Stated problem
Below are the records. List every line holding the word "Rent".

Records provided
** START **

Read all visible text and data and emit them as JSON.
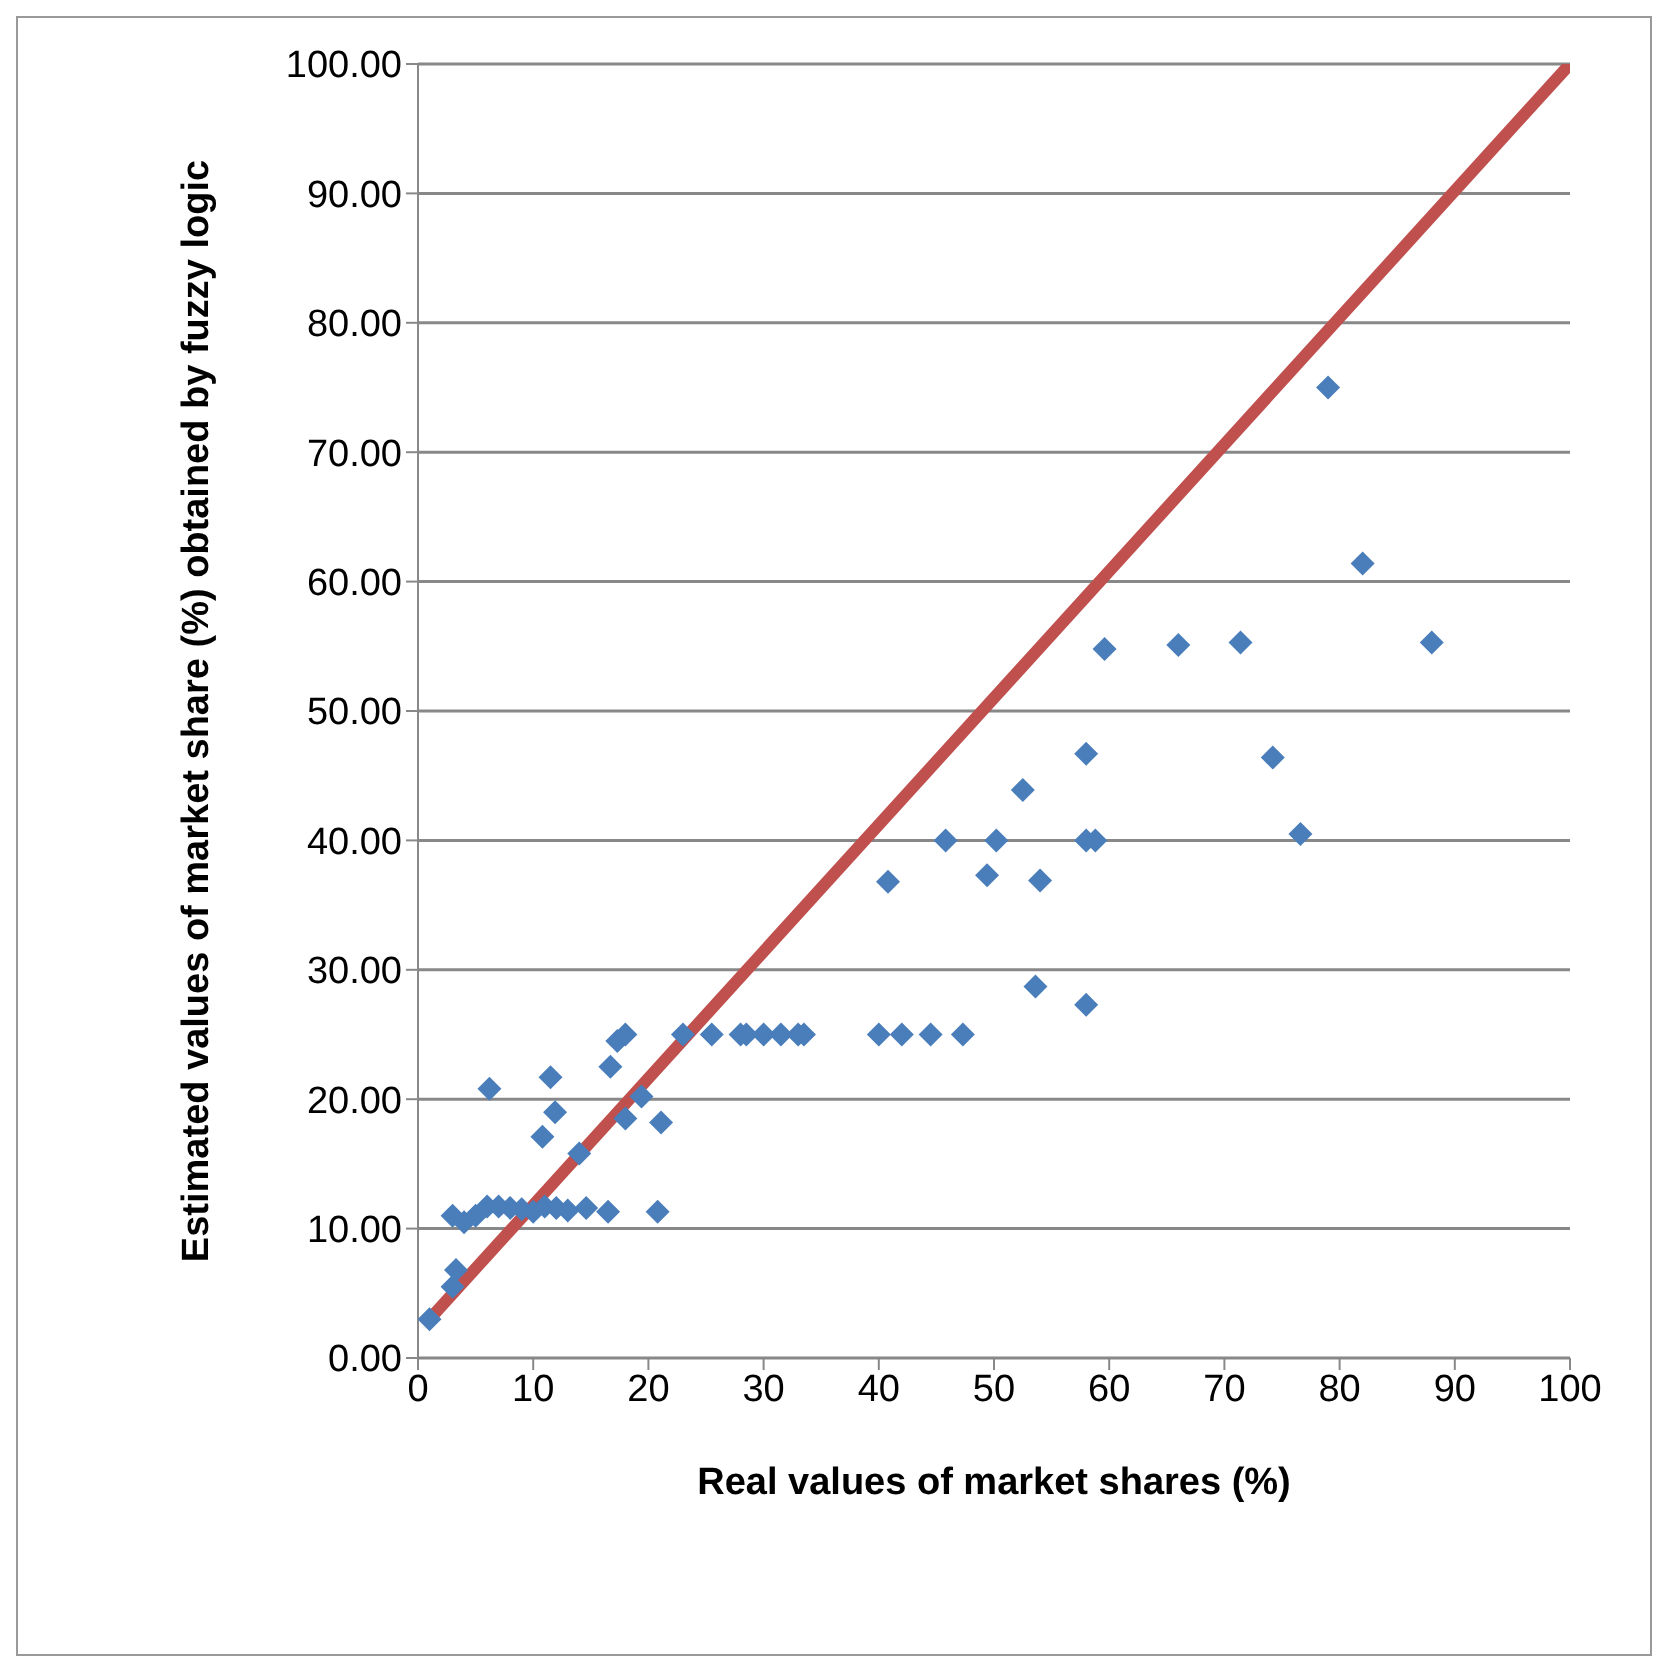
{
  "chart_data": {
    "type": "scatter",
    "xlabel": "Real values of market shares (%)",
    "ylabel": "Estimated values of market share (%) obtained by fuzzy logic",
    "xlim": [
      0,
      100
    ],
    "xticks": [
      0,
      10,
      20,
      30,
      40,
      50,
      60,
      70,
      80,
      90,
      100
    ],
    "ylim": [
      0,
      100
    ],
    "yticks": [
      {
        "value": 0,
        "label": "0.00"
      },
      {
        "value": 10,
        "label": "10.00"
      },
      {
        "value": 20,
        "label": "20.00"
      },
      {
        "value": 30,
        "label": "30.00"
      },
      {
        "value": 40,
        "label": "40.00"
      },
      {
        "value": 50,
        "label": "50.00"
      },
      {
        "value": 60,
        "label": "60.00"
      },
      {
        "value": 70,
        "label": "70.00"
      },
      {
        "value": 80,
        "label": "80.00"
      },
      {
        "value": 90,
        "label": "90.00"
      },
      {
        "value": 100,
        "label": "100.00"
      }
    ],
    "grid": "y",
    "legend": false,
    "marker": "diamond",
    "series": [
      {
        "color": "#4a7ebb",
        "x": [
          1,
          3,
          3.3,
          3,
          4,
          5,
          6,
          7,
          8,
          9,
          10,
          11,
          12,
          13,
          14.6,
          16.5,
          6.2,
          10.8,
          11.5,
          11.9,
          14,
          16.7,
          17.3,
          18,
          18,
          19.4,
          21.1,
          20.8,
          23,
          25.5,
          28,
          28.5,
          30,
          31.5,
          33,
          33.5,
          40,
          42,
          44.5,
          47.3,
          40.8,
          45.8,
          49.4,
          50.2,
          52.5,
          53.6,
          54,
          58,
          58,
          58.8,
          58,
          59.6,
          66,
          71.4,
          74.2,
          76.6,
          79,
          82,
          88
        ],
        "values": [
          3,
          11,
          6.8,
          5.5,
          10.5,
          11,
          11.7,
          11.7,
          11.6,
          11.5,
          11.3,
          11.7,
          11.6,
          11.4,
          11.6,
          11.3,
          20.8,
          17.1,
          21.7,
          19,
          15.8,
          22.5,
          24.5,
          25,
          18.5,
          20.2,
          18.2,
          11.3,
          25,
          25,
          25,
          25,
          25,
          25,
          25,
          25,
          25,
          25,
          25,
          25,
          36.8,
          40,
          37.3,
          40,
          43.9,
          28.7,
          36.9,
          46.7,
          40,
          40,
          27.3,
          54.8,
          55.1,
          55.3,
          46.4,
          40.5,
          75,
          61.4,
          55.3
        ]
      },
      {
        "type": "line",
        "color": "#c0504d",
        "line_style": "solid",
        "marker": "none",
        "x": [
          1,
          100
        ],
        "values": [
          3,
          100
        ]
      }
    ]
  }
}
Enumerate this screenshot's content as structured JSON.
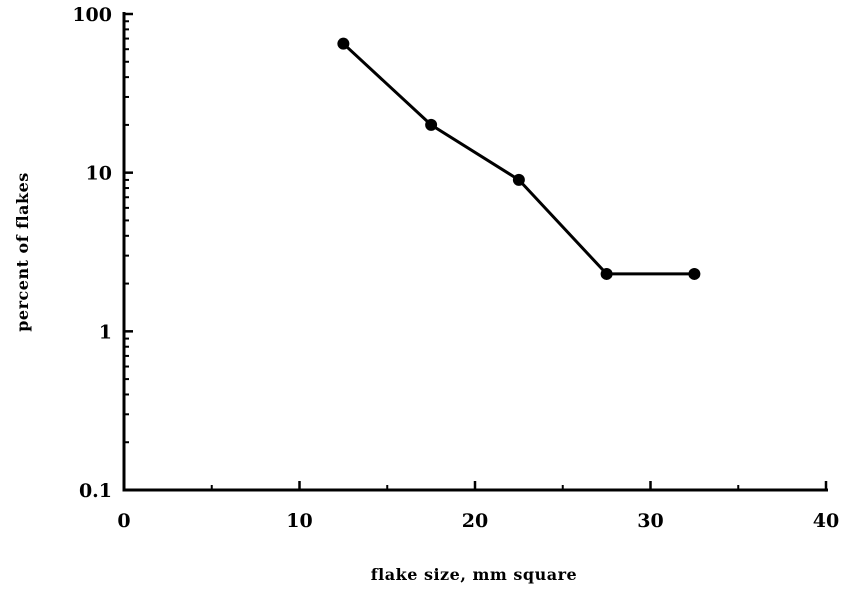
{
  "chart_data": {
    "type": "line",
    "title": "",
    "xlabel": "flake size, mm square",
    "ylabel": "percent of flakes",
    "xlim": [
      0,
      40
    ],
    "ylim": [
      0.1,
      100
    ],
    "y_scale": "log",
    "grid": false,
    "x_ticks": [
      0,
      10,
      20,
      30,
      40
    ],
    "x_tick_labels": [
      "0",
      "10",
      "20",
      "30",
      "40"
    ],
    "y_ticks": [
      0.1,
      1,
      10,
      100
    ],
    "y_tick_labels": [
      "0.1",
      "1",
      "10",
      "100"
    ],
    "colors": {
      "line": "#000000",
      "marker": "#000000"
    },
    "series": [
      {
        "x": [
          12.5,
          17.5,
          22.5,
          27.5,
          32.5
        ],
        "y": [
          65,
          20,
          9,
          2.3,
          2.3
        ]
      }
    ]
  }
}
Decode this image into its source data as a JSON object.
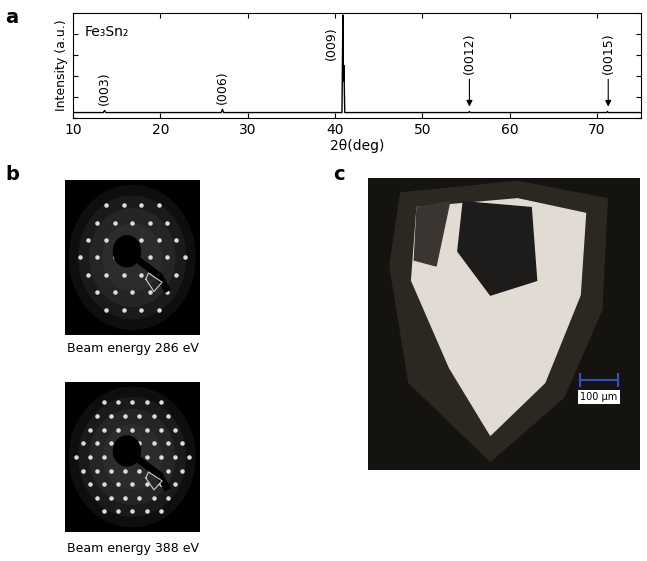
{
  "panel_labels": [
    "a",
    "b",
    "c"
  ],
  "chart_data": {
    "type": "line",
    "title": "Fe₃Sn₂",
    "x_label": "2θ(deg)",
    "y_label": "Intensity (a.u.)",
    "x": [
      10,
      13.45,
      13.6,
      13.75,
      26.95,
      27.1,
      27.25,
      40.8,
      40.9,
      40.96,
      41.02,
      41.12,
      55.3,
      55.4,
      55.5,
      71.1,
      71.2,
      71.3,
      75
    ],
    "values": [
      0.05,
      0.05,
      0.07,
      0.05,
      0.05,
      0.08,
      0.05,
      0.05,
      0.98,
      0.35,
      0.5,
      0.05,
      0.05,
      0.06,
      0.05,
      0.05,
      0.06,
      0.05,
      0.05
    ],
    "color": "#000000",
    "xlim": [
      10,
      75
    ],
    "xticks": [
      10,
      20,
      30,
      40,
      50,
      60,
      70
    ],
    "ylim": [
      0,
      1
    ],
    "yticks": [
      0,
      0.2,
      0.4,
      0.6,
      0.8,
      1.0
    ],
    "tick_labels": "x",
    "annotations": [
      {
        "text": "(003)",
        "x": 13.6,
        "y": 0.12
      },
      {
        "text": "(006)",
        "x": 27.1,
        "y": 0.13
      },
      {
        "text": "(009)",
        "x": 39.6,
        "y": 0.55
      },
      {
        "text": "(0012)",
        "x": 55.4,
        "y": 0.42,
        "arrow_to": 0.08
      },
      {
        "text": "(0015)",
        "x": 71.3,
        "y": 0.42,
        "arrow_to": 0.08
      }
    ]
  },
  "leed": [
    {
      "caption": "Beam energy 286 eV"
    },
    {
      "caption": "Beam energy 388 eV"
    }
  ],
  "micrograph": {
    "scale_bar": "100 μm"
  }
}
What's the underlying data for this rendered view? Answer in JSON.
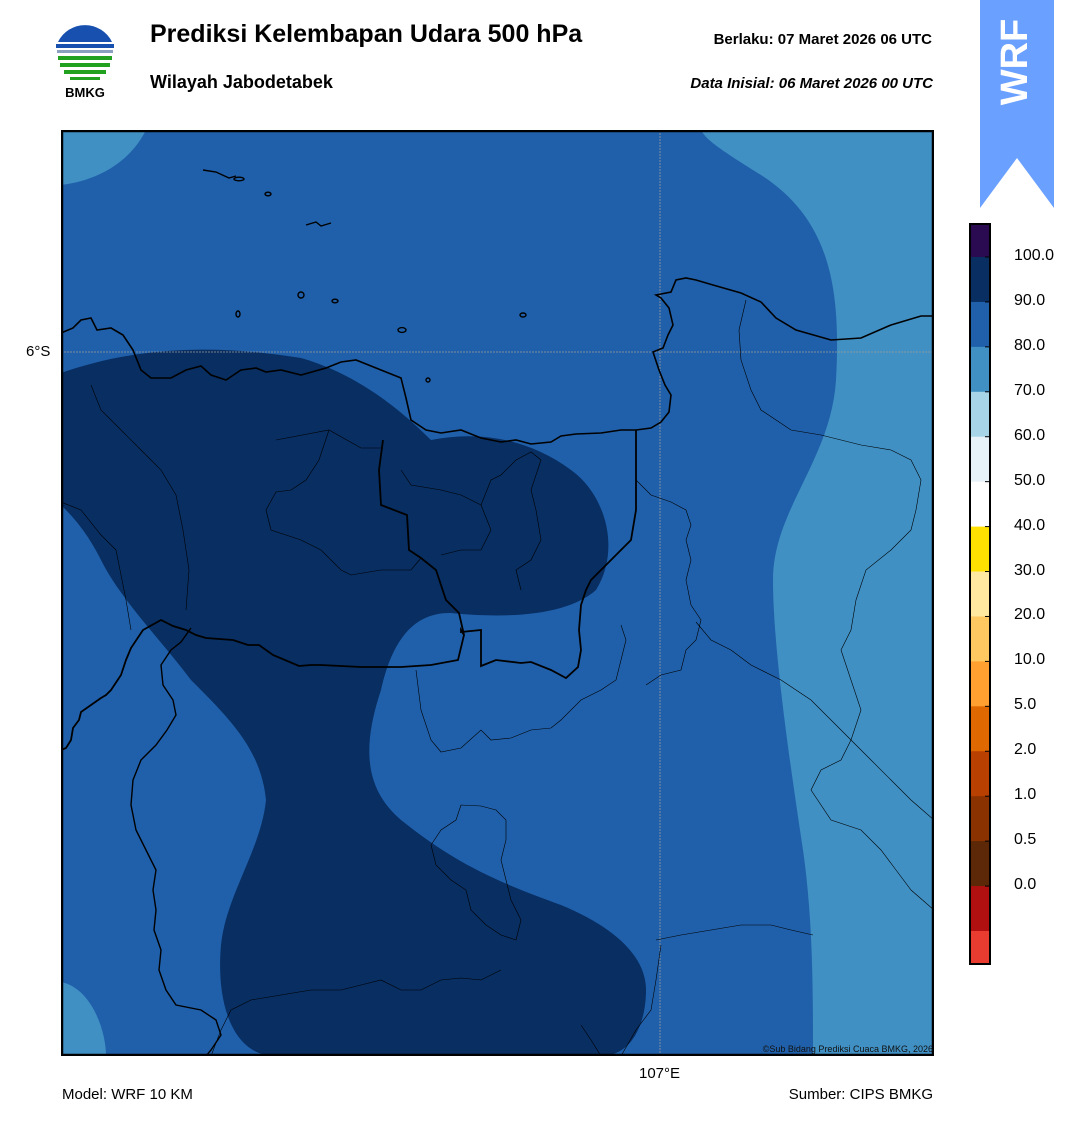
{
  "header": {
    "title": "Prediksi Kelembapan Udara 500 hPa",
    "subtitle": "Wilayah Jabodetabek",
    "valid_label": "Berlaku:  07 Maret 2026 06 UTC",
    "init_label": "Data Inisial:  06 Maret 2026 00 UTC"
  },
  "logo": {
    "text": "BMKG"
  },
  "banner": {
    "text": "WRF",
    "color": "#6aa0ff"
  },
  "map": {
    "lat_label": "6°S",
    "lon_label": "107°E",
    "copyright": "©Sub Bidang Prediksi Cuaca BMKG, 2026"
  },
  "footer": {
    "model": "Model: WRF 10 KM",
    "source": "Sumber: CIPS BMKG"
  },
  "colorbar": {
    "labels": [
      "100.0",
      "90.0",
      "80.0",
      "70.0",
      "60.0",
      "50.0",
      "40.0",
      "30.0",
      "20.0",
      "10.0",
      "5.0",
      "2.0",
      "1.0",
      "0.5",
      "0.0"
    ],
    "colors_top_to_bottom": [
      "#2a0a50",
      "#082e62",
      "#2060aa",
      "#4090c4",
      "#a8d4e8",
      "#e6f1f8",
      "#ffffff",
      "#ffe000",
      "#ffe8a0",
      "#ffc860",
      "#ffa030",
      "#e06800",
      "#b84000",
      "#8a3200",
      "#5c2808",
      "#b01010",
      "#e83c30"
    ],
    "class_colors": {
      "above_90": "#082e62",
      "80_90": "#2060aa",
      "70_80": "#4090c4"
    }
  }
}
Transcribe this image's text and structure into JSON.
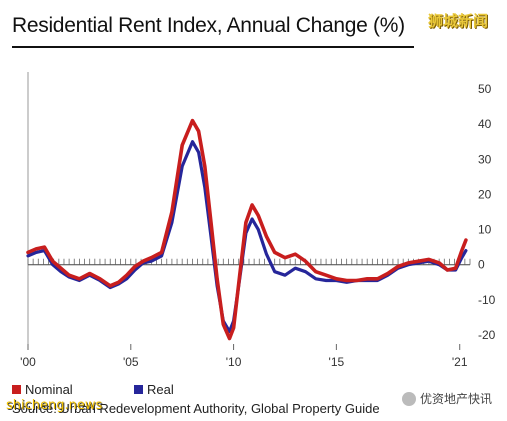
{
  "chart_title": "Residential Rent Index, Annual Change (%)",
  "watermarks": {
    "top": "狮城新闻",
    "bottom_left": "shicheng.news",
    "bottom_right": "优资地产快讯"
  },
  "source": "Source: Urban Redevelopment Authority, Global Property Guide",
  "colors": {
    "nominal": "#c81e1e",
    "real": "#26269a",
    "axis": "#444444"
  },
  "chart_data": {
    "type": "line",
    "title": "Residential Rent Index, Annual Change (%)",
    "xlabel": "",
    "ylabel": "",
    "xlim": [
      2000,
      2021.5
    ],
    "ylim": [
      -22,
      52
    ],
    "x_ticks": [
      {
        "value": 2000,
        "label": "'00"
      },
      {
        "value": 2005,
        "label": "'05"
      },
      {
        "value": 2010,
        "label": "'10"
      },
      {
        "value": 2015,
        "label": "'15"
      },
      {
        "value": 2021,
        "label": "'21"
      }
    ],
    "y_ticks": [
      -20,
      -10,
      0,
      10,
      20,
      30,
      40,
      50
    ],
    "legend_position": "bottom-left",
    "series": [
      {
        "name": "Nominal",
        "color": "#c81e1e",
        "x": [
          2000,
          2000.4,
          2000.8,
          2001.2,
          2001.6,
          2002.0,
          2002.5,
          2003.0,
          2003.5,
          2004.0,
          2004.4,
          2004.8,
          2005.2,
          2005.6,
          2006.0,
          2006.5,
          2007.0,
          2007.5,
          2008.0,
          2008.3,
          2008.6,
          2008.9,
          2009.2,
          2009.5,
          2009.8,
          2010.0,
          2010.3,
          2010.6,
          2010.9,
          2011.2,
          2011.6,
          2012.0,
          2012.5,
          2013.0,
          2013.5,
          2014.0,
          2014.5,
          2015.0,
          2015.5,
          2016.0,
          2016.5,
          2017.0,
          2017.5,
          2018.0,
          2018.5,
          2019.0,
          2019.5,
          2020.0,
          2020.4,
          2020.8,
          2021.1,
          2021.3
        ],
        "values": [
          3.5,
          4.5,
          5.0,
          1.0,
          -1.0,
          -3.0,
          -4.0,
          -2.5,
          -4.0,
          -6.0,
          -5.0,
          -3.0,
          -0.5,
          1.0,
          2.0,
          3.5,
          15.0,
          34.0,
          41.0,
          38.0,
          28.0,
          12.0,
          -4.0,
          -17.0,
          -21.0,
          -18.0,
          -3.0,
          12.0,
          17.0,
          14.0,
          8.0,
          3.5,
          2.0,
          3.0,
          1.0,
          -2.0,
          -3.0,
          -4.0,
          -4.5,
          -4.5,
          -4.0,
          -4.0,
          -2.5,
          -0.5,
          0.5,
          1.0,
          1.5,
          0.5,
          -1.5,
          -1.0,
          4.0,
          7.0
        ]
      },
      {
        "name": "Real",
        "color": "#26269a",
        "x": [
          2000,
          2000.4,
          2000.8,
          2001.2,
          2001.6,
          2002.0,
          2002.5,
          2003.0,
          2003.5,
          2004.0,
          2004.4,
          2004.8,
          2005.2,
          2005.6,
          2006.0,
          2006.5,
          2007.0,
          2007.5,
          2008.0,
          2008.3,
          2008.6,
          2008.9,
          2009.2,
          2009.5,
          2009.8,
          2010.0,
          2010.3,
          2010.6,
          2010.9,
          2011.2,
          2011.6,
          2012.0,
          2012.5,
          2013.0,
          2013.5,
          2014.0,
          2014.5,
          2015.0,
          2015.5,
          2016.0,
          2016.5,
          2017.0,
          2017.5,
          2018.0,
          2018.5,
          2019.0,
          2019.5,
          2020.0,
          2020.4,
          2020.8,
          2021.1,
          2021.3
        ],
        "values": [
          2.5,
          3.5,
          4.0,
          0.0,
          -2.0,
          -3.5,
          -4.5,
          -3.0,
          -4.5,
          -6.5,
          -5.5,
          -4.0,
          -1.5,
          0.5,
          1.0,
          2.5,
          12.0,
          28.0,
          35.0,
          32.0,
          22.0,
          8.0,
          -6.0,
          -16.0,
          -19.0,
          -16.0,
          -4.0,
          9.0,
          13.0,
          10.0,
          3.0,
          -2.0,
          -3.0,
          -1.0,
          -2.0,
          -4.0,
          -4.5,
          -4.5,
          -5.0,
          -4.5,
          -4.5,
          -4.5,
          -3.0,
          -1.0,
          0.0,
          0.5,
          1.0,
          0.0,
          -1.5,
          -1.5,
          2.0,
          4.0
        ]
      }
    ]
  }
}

** END **

Exercise answer
  "chart_title": "Residential Rent Index, Annual Change (%)",
    "title": "Residential Rent Index, Annual Change (%)",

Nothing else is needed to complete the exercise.